■ WHAT IS EXPECTED: Copy the records from the first line through the line that contains "- chart-border: [59, 54, 714, 446]", swapping every "sunset-icon" for "dusk-icon" and leaving all else unchanged.
### DATA SHOWN ###
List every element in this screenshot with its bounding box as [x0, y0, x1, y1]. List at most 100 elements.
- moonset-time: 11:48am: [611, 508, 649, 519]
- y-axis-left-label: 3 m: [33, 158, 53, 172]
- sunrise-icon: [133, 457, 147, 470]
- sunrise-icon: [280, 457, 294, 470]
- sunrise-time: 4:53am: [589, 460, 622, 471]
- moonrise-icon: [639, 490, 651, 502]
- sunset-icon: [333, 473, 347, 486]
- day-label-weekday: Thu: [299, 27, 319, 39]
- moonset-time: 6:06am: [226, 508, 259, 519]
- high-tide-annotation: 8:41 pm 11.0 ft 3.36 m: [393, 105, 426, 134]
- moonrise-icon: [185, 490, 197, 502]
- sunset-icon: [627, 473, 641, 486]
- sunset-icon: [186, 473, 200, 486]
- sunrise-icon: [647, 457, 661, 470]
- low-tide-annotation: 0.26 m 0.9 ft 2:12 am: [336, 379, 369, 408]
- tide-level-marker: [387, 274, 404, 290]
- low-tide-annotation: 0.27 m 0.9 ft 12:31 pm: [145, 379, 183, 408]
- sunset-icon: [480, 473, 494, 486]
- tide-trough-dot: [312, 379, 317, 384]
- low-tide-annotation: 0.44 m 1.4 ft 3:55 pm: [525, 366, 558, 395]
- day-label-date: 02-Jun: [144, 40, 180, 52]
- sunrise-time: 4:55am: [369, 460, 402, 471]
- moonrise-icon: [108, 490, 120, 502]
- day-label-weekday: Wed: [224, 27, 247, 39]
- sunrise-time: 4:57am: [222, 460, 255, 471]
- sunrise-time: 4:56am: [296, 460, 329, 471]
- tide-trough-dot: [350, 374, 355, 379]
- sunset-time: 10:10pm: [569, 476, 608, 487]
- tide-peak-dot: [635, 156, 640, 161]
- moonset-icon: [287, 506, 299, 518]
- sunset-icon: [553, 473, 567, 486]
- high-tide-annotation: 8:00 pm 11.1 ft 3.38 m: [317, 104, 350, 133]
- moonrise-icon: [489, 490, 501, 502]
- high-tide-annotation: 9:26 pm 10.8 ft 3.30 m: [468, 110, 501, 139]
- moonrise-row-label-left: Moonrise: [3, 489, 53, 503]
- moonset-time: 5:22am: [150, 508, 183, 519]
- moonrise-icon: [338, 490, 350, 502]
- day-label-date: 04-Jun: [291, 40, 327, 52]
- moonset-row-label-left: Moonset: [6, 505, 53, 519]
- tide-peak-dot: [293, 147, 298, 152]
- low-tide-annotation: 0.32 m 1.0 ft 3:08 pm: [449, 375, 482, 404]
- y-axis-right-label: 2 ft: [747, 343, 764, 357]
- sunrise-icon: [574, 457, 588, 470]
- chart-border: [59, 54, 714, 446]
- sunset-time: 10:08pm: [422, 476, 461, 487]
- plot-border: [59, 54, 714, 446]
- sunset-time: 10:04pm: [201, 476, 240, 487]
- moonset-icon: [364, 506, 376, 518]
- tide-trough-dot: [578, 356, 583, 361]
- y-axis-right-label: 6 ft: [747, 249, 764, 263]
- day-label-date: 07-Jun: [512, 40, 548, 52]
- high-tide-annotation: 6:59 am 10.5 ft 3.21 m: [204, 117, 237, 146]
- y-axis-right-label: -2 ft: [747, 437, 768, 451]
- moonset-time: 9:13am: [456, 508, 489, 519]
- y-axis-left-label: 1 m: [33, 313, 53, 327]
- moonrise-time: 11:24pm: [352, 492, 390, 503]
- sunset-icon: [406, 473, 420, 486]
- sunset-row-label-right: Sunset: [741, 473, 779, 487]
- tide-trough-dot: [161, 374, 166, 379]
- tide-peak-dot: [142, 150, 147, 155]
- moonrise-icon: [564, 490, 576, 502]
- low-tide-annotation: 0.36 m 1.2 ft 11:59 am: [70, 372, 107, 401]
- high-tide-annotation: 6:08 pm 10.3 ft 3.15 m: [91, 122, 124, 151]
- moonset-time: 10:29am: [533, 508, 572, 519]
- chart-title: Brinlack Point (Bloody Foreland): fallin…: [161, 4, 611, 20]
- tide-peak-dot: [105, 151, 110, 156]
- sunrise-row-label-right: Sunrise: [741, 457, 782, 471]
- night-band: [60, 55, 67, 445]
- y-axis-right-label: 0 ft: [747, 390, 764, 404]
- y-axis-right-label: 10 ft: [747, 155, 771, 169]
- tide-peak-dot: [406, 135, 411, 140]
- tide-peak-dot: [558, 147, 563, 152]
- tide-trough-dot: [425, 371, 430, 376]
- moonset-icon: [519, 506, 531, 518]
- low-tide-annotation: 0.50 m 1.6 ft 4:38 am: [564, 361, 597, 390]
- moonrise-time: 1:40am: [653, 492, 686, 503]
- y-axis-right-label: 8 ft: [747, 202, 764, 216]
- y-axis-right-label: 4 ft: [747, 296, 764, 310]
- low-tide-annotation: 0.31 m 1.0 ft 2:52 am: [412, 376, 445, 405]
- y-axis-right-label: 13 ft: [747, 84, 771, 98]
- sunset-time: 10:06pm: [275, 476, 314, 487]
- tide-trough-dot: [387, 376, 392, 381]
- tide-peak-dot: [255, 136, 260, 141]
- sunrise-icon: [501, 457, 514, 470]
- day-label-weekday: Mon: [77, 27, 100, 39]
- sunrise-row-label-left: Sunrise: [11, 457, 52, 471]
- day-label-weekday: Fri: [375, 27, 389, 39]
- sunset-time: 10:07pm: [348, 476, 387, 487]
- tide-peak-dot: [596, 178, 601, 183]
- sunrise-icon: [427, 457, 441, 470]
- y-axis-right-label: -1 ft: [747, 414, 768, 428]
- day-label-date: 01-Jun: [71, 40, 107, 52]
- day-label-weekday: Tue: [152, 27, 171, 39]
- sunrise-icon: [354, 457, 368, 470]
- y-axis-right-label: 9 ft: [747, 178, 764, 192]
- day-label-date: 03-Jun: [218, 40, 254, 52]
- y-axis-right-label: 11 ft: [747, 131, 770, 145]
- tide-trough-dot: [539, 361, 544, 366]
###
■ TASK OUTPUT:
List every element in this screenshot with its bounding box as [x0, y0, x1, y1]. List at most 100 elements.
- moonset-time: 11:48am: [611, 508, 649, 519]
- y-axis-left-label: 3 m: [33, 158, 53, 172]
- sunrise-icon: [133, 457, 147, 470]
- sunrise-icon: [280, 457, 294, 470]
- sunrise-time: 4:53am: [589, 460, 622, 471]
- moonrise-icon: [639, 490, 651, 502]
- dusk-icon: [333, 473, 347, 486]
- day-label-weekday: Thu: [299, 27, 319, 39]
- moonset-time: 6:06am: [226, 508, 259, 519]
- high-tide-annotation: 8:41 pm 11.0 ft 3.36 m: [393, 105, 426, 134]
- moonrise-icon: [185, 490, 197, 502]
- dusk-icon: [627, 473, 641, 486]
- dusk-icon: [186, 473, 200, 486]
- sunrise-icon: [647, 457, 661, 470]
- low-tide-annotation: 0.26 m 0.9 ft 2:12 am: [336, 379, 369, 408]
- tide-level-marker: [387, 274, 404, 290]
- low-tide-annotation: 0.27 m 0.9 ft 12:31 pm: [145, 379, 183, 408]
- dusk-icon: [480, 473, 494, 486]
- tide-trough-dot: [312, 379, 317, 384]
- low-tide-annotation: 0.44 m 1.4 ft 3:55 pm: [525, 366, 558, 395]
- day-label-date: 02-Jun: [144, 40, 180, 52]
- sunrise-time: 4:55am: [369, 460, 402, 471]
- moonrise-icon: [108, 490, 120, 502]
- day-label-weekday: Wed: [224, 27, 247, 39]
- sunrise-time: 4:57am: [222, 460, 255, 471]
- sunrise-time: 4:56am: [296, 460, 329, 471]
- tide-trough-dot: [350, 374, 355, 379]
- sunset-time: 10:10pm: [569, 476, 608, 487]
- tide-peak-dot: [635, 156, 640, 161]
- moonset-icon: [287, 506, 299, 518]
- dusk-icon: [553, 473, 567, 486]
- high-tide-annotation: 8:00 pm 11.1 ft 3.38 m: [317, 104, 350, 133]
- moonrise-icon: [489, 490, 501, 502]
- high-tide-annotation: 9:26 pm 10.8 ft 3.30 m: [468, 110, 501, 139]
- moonrise-row-label-left: Moonrise: [3, 489, 53, 503]
- moonset-time: 5:22am: [150, 508, 183, 519]
- moonrise-icon: [338, 490, 350, 502]
- day-label-date: 04-Jun: [291, 40, 327, 52]
- moonset-row-label-left: Moonset: [6, 505, 53, 519]
- tide-peak-dot: [293, 147, 298, 152]
- low-tide-annotation: 0.32 m 1.0 ft 3:08 pm: [449, 375, 482, 404]
- y-axis-right-label: 2 ft: [747, 343, 764, 357]
- sunrise-icon: [574, 457, 588, 470]
- chart-border: [59, 54, 714, 446]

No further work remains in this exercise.